[Problem requirements]
Pick out the lines in the listing below that contain the word "допускается" and copy them.

[Provided data]
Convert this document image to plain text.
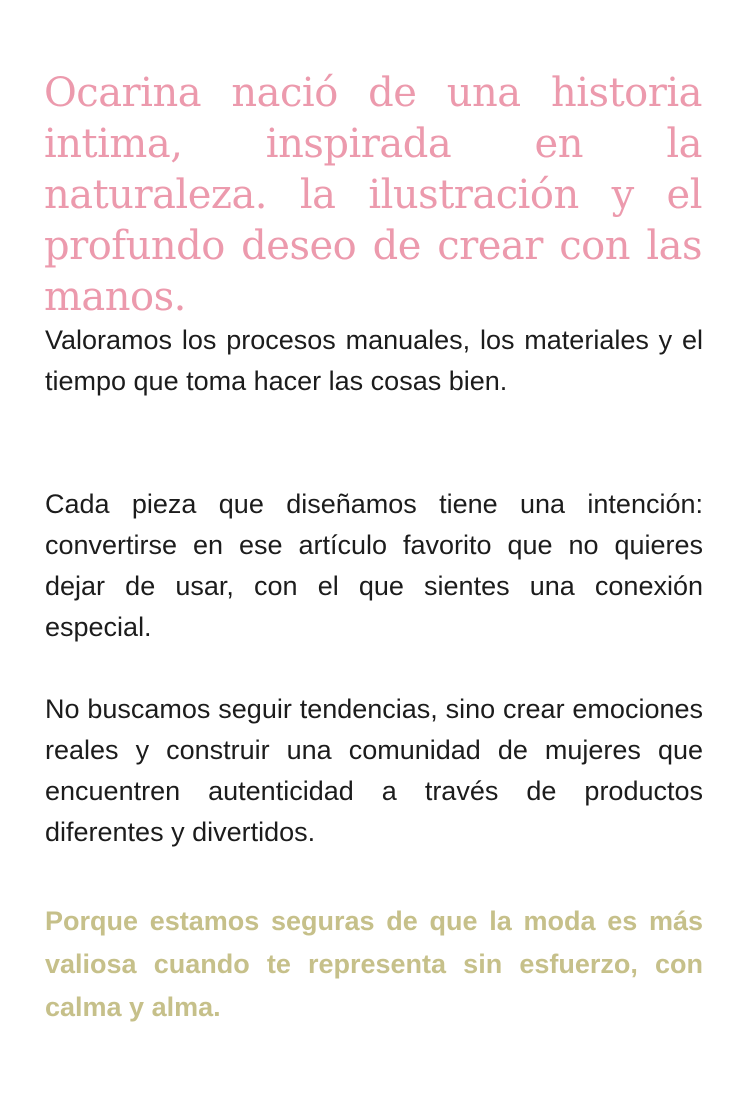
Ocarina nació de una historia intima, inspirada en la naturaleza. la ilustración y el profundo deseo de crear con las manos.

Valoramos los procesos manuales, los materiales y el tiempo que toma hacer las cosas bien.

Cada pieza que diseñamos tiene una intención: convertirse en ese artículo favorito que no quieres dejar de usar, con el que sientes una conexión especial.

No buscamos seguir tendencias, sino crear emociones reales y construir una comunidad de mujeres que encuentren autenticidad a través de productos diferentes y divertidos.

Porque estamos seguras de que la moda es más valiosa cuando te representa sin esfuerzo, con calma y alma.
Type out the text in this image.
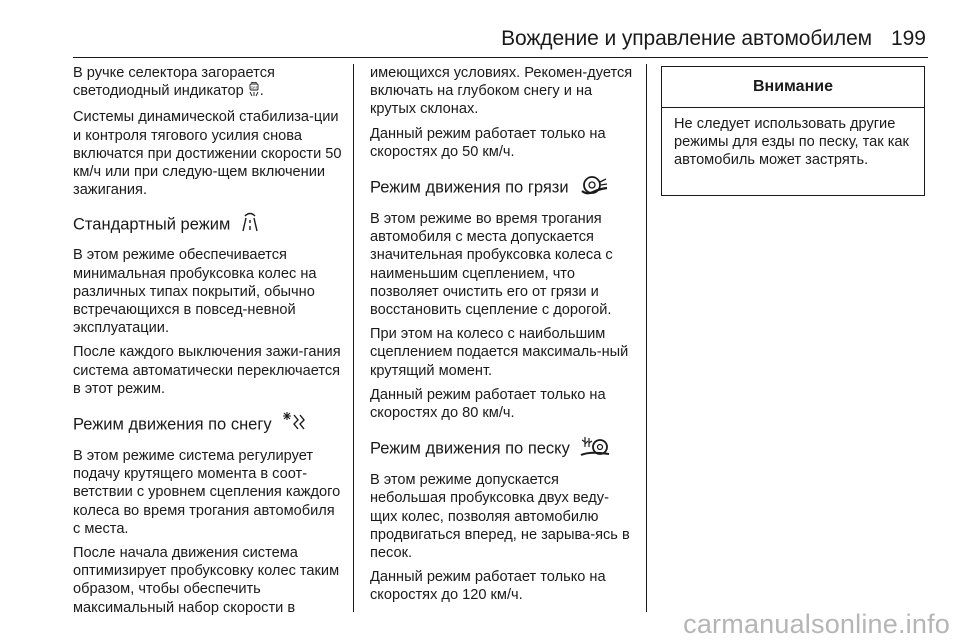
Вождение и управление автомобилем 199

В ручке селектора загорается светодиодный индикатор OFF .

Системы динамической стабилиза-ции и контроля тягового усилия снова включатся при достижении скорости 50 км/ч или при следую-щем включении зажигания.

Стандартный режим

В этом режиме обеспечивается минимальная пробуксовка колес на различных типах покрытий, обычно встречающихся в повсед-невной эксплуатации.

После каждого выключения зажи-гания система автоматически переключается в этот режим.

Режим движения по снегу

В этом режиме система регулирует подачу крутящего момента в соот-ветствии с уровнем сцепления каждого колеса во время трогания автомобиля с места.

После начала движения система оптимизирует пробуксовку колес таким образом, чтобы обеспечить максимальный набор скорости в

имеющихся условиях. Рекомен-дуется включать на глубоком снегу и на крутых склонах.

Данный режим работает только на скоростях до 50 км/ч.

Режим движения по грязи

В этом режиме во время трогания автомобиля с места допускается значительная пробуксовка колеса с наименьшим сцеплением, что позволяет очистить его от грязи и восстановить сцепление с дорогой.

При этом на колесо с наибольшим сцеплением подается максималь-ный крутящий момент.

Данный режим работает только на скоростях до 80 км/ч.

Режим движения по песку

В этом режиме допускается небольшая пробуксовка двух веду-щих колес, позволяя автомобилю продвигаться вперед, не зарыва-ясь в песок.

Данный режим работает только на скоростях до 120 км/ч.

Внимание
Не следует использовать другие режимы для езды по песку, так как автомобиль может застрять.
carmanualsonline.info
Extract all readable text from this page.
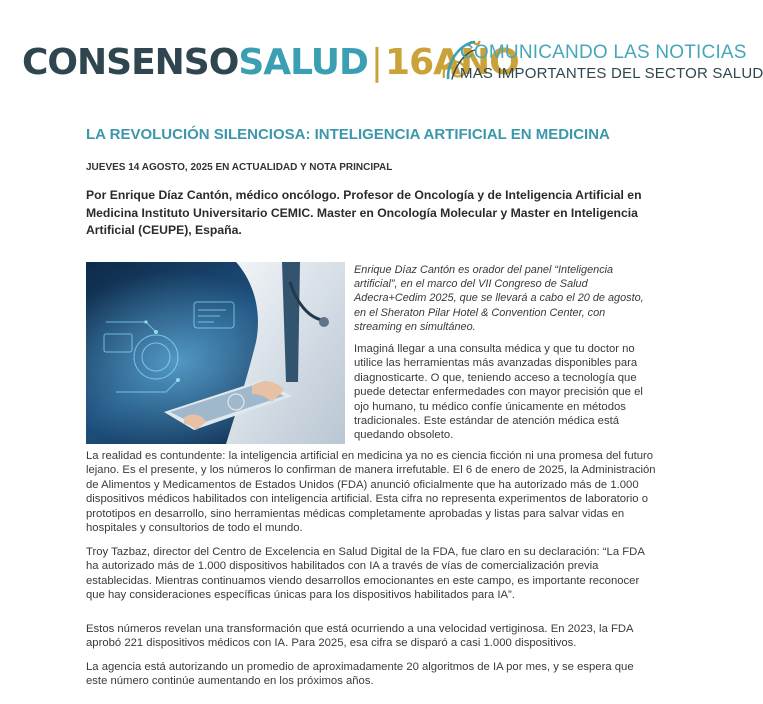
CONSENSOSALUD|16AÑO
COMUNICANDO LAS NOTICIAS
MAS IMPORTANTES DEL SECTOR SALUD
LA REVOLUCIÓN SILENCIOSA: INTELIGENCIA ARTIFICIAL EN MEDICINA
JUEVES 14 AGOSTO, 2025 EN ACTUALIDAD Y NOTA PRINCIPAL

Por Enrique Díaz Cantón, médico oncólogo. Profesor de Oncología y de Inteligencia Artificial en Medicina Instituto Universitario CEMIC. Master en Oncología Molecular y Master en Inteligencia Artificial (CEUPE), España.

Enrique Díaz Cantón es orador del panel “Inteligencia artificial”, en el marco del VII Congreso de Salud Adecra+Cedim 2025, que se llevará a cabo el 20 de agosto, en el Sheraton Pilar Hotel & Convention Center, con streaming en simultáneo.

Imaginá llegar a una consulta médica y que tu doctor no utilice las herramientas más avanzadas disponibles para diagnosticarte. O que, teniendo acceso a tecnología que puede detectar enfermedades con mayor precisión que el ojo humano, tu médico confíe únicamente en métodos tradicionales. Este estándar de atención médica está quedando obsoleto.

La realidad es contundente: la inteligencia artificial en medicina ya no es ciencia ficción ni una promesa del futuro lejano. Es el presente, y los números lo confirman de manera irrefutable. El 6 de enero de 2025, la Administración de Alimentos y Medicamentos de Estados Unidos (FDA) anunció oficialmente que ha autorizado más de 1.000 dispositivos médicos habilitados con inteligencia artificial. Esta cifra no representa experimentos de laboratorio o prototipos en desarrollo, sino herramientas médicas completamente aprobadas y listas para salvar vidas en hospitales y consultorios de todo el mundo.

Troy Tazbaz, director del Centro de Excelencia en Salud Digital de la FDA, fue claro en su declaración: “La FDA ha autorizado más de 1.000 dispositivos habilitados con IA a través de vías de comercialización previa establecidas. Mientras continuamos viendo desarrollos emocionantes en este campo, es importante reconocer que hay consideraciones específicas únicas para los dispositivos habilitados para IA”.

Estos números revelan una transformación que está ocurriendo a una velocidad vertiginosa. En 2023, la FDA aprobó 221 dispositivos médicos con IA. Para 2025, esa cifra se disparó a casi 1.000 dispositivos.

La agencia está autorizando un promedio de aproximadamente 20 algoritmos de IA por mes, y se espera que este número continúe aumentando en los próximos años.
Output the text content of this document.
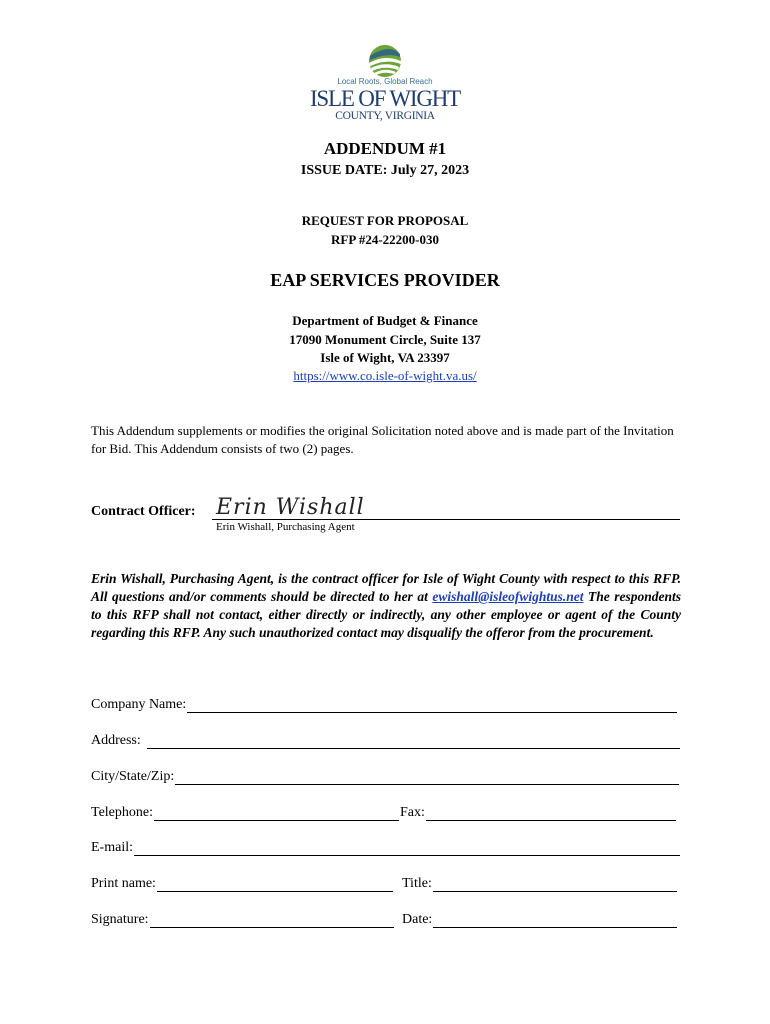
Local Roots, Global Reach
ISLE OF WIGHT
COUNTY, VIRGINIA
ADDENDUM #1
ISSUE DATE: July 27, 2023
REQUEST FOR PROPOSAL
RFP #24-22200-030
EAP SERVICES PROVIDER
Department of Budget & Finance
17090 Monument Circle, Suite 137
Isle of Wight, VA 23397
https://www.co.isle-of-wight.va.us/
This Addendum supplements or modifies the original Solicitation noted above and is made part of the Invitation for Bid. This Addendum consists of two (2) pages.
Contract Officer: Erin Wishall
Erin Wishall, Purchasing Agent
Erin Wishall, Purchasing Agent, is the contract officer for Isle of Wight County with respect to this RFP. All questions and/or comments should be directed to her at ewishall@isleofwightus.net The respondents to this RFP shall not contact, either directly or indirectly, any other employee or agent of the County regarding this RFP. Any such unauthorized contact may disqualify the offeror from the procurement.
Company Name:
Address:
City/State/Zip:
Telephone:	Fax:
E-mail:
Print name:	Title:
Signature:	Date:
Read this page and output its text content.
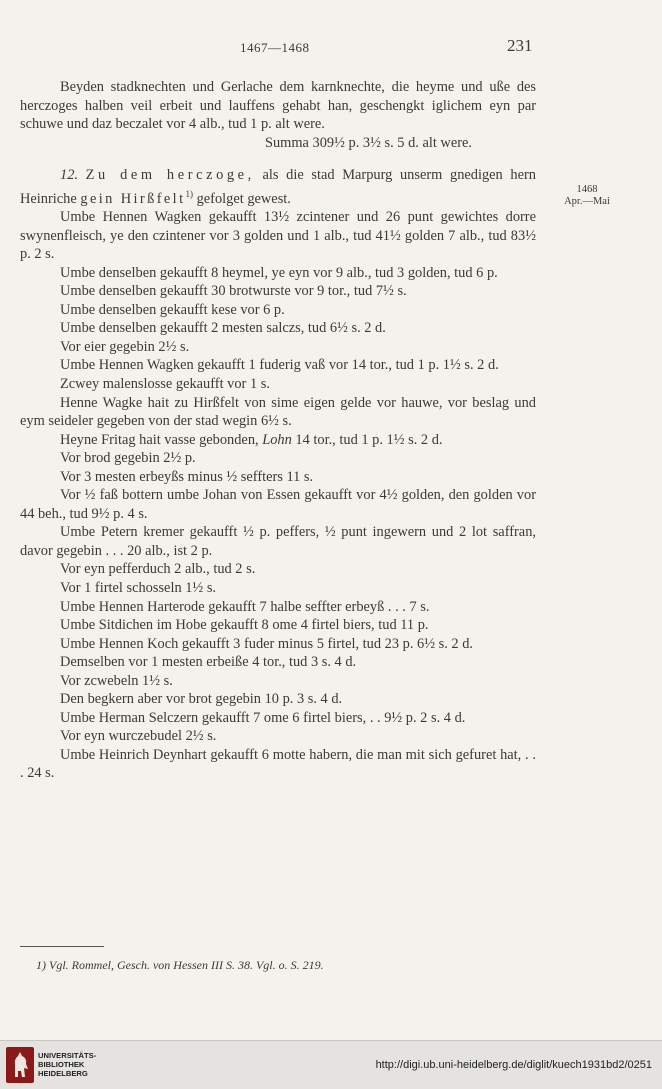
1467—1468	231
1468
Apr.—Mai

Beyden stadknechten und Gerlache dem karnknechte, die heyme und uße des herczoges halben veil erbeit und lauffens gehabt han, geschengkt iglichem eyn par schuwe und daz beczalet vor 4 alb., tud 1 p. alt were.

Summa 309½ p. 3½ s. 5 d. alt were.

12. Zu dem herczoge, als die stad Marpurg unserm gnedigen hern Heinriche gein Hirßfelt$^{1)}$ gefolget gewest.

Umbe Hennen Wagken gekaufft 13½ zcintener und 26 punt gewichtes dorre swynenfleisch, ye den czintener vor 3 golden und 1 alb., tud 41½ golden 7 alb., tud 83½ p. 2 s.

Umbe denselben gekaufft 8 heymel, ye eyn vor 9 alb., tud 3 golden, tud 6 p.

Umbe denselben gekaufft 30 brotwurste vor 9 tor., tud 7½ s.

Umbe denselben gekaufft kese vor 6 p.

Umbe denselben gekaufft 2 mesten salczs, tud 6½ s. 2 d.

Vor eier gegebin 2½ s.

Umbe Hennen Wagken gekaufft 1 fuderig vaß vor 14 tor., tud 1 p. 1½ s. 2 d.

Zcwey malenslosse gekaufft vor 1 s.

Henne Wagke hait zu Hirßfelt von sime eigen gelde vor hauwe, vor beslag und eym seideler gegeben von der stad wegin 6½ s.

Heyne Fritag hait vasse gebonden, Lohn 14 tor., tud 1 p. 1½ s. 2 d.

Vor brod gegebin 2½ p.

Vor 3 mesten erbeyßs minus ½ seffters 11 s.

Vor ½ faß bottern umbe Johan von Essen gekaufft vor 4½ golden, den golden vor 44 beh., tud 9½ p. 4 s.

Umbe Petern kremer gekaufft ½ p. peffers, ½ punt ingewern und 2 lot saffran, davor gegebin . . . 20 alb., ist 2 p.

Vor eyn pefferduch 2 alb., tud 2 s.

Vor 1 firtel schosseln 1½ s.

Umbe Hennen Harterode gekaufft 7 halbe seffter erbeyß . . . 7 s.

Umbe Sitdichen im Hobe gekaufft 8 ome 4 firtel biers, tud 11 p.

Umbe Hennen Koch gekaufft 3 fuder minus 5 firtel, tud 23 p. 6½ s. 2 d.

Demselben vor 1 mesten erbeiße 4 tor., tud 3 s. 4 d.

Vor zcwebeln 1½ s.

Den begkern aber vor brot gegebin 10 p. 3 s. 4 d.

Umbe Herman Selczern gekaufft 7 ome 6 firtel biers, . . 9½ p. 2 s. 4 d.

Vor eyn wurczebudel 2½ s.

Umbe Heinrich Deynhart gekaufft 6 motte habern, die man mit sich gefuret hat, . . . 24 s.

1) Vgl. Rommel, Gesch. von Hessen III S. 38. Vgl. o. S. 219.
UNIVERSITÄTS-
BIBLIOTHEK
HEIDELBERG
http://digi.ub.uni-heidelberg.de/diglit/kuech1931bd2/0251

[Full solution]
В этом режиме во время трогания автомобиля с места допускается значительная пробуксовка колеса с наименьшим сцеплением, что позволяет очистить его от грязи и восстановить сцепление с дорогой.
В этом режиме допускается небольшая пробуксовка двух веду-щих колес, позволяя автомобилю продвигаться вперед, не зарыва-ясь в песок.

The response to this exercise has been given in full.